Provide only the number of lines where "that" occurs.

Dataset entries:
*-*-*
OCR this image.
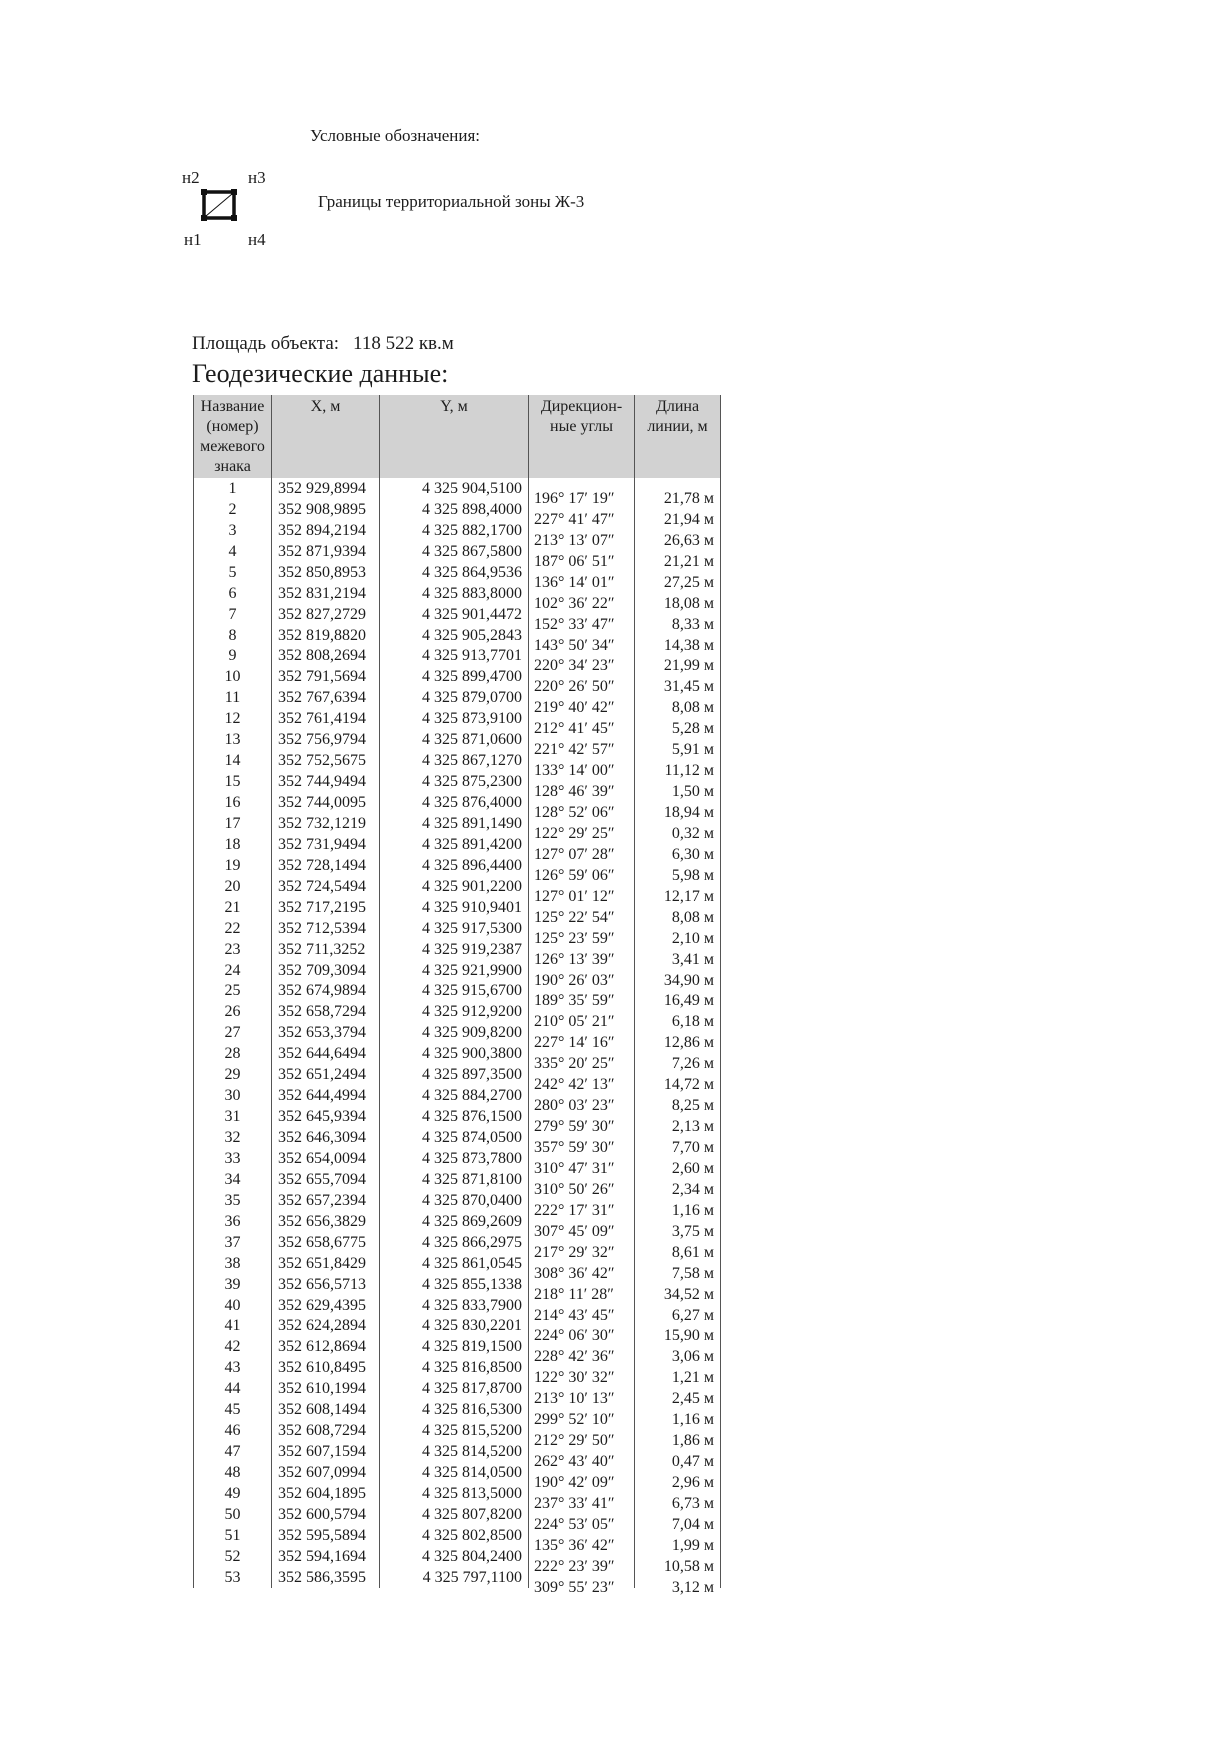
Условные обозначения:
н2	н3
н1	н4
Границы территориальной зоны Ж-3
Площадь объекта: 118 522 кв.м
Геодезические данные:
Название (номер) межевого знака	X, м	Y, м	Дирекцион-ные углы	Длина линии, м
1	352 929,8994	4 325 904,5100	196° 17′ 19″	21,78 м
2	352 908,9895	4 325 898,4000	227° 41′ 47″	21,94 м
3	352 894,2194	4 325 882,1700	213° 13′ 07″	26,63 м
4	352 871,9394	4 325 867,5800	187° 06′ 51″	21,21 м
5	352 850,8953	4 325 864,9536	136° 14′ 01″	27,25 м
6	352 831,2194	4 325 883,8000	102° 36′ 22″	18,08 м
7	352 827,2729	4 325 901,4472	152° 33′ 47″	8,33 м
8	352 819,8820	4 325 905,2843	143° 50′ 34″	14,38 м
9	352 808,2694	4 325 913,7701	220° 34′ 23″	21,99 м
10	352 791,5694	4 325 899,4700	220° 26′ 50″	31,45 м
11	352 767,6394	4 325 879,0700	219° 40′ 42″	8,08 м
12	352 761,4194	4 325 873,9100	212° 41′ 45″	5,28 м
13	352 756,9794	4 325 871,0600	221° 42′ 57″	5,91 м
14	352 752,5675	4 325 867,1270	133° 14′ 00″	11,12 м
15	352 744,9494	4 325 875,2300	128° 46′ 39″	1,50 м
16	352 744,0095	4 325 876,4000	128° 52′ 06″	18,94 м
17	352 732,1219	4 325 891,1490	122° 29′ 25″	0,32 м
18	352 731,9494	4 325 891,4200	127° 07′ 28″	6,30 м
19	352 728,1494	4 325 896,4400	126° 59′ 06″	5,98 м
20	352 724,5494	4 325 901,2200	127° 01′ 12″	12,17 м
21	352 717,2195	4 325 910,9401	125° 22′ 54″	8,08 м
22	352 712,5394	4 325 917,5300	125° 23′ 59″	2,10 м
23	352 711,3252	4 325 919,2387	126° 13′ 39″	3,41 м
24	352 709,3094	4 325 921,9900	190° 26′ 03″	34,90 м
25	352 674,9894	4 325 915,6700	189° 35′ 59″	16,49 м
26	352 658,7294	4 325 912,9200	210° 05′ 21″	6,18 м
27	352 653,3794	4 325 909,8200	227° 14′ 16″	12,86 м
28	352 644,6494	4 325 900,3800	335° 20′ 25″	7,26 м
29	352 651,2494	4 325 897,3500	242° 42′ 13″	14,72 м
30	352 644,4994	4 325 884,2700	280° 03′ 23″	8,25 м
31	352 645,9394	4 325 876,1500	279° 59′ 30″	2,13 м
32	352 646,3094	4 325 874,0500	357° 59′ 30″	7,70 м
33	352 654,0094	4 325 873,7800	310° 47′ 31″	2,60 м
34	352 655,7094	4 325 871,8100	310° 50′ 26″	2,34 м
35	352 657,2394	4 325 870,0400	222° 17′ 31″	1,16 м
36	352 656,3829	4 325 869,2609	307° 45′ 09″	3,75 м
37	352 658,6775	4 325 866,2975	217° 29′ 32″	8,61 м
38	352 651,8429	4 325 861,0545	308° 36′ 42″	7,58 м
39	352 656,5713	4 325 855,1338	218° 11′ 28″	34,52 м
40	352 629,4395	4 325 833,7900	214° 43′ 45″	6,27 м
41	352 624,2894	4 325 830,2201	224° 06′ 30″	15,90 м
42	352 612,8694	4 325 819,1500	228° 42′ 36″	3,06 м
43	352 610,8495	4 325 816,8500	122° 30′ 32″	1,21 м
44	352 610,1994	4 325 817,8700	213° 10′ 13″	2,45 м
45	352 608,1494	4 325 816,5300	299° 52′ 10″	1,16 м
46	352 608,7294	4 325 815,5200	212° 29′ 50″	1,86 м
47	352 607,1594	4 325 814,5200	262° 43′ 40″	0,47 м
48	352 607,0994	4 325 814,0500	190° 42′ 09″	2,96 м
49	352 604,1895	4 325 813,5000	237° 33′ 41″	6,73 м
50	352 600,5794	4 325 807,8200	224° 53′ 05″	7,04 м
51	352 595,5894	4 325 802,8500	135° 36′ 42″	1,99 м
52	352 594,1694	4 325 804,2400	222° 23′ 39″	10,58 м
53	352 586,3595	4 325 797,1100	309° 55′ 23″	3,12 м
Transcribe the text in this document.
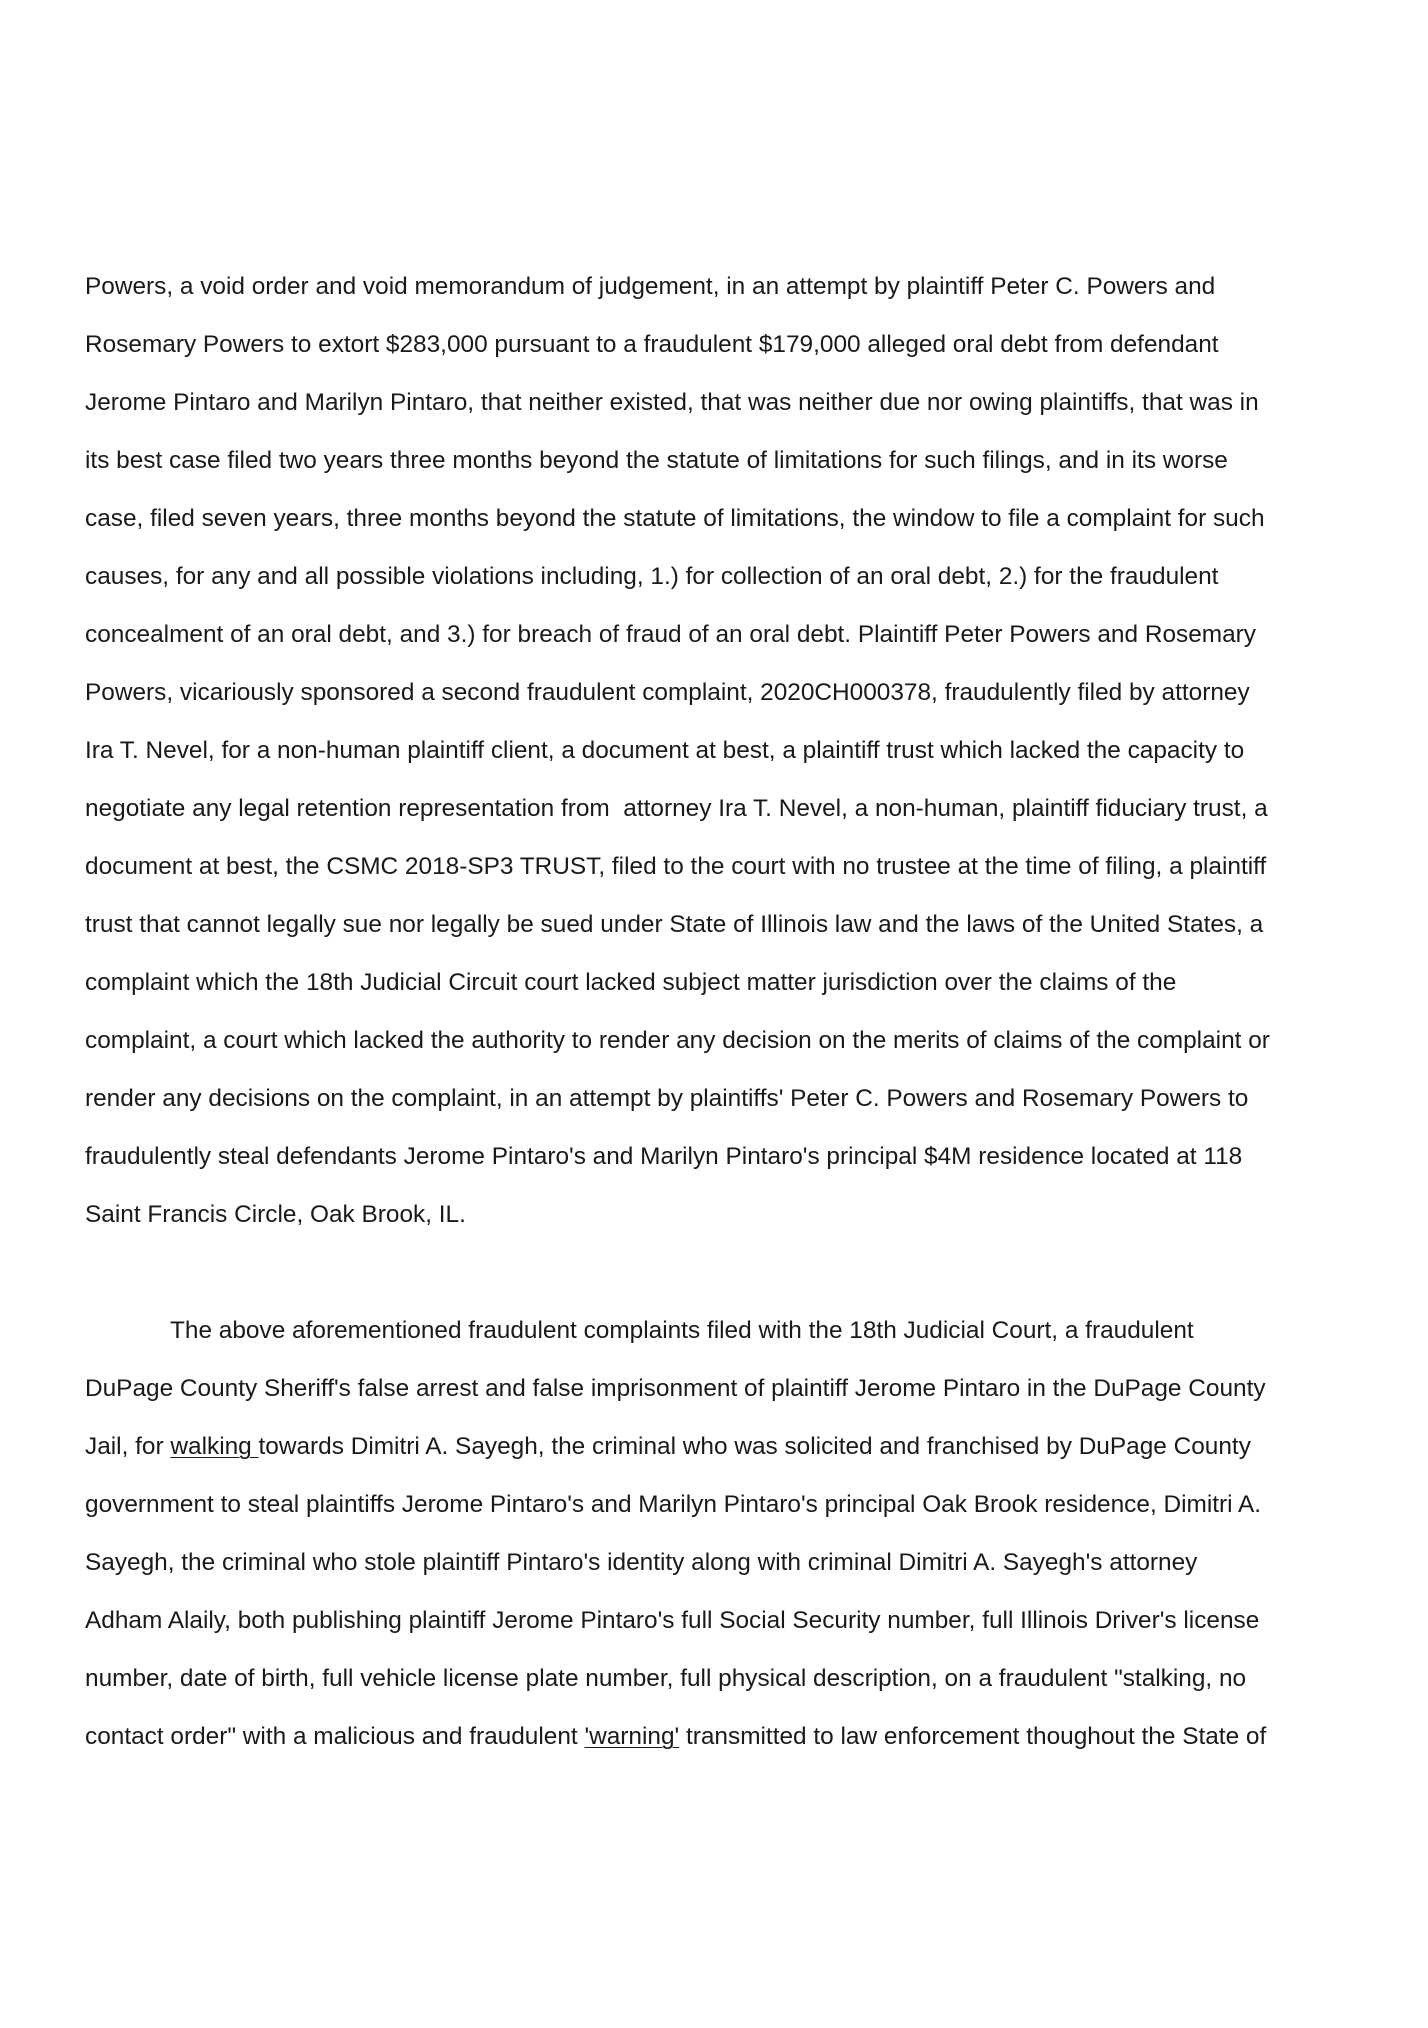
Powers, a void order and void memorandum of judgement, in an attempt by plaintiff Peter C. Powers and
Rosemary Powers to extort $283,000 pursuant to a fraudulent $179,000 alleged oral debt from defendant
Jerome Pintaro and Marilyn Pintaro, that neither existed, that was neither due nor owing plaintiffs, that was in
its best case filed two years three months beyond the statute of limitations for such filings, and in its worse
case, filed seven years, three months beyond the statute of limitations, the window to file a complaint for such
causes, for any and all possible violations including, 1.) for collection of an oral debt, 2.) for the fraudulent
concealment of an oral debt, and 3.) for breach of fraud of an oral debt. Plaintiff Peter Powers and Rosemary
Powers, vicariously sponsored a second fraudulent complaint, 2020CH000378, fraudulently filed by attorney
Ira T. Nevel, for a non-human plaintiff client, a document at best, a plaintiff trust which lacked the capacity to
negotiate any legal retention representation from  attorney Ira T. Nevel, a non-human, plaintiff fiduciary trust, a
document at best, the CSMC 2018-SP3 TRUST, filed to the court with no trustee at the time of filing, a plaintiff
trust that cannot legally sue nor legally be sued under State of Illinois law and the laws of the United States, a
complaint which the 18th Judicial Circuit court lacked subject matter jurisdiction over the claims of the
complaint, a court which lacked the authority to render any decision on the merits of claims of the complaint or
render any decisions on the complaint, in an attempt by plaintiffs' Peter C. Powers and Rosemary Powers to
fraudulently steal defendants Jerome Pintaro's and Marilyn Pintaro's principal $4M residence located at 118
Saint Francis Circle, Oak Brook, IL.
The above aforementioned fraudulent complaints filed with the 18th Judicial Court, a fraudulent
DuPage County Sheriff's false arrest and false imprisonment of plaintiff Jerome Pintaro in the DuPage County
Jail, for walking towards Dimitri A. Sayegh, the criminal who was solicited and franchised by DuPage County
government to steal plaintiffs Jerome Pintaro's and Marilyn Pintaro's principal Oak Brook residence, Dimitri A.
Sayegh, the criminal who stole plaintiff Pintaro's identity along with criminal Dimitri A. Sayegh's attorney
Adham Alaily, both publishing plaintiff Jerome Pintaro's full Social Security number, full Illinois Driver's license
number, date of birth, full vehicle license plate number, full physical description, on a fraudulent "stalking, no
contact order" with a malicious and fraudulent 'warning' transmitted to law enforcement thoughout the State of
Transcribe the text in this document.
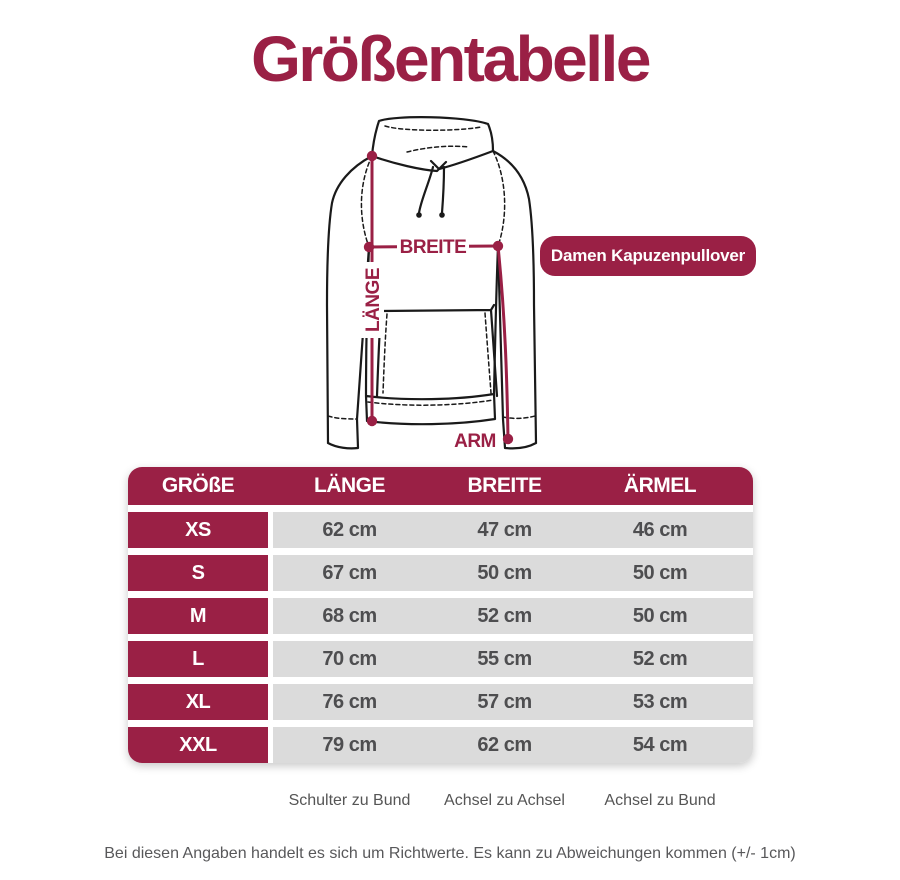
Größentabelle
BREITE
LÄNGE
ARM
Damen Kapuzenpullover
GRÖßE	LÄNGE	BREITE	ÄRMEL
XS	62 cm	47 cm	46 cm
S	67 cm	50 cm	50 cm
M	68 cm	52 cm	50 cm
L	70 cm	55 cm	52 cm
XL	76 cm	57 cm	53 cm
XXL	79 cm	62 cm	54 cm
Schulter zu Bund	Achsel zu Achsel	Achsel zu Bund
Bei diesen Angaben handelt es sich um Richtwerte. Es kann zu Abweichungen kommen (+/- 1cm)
*-*-*
### ANSWER TO THE PROBLEM
2